• What is required
Each entry below should be returned exactly as is, with the pictures removed.

• Data extract
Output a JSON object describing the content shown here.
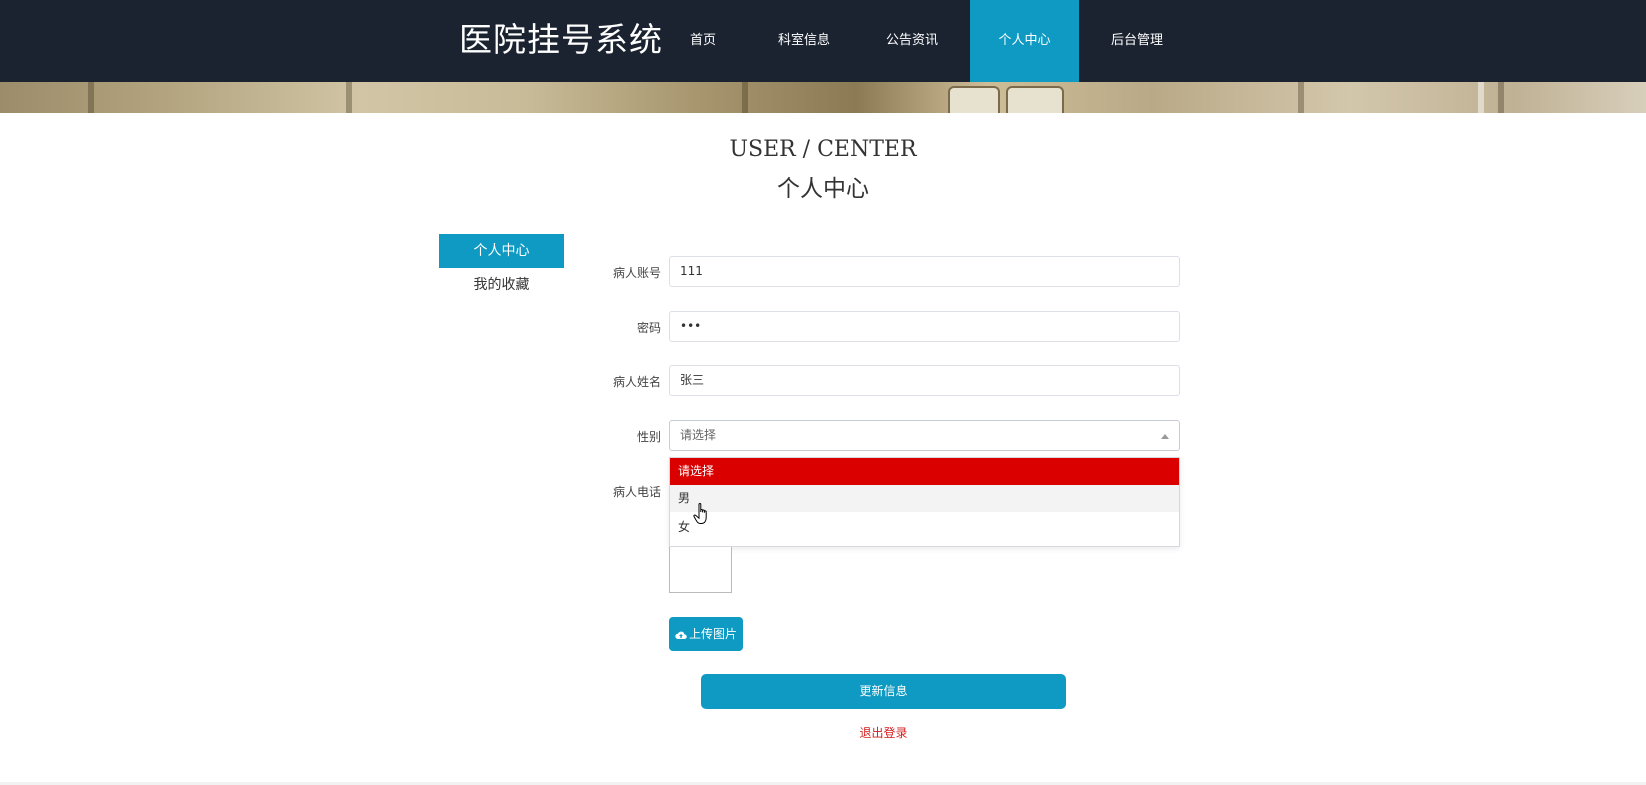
{
  "site": {
    "title": "医院挂号系统"
  },
  "nav": {
    "items": [
      {
        "label": "首页"
      },
      {
        "label": "科室信息"
      },
      {
        "label": "公告资讯"
      },
      {
        "label": "个人中心"
      },
      {
        "label": "后台管理"
      }
    ],
    "active": "个人中心"
  },
  "heading": {
    "en": "USER / CENTER",
    "cn": "个人中心"
  },
  "sidebar": {
    "items": [
      {
        "label": "个人中心"
      },
      {
        "label": "我的收藏"
      }
    ]
  },
  "form": {
    "account": {
      "label": "病人账号",
      "value": "111"
    },
    "password": {
      "label": "密码",
      "value": "•••"
    },
    "name": {
      "label": "病人姓名",
      "value": "张三"
    },
    "gender": {
      "label": "性别",
      "value": "请选择",
      "options": [
        "请选择",
        "男",
        "女"
      ]
    },
    "phone": {
      "label": "病人电话"
    },
    "upload_label": "上传图片",
    "update_label": "更新信息",
    "logout_label": "退出登录"
  },
  "colors": {
    "nav_bg": "#1b2331",
    "accent": "#0e9ac2",
    "selected_option": "#db0000",
    "logout": "#d31f1f"
  }
}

• Complete response
Output a JSON object describing the content shown here.
{
  "site": {
    "title": "医院挂号系统"
  },
  "nav": {
    "items": [
      {
        "label": "首页"
      },
      {
        "label": "科室信息"
      },
      {
        "label": "公告资讯"
      },
      {
        "label": "个人中心"
      },
      {
        "label": "后台管理"
      }
    ],
    "active": "个人中心"
  },
  "heading": {
    "en": "USER / CENTER",
    "cn": "个人中心"
  },
  "sidebar": {
    "items": [
      {
        "label": "个人中心"
      },
      {
        "label": "我的收藏"
      }
    ]
  },
  "form": {
    "account": {
      "label": "病人账号",
      "value": "111"
    },
    "password": {
      "label": "密码",
      "value": "•••"
    },
    "name": {
      "label": "病人姓名",
      "value": "张三"
    },
    "gender": {
      "label": "性别",
      "value": "请选择",
      "options": [
        "请选择",
        "男",
        "女"
      ]
    },
    "phone": {
      "label": "病人电话"
    },
    "upload_label": "上传图片",
    "update_label": "更新信息",
    "logout_label": "退出登录"
  },
  "colors": {
    "nav_bg": "#1b2331",
    "accent": "#0e9ac2",
    "selected_option": "#db0000",
    "logout": "#d31f1f"
  }
}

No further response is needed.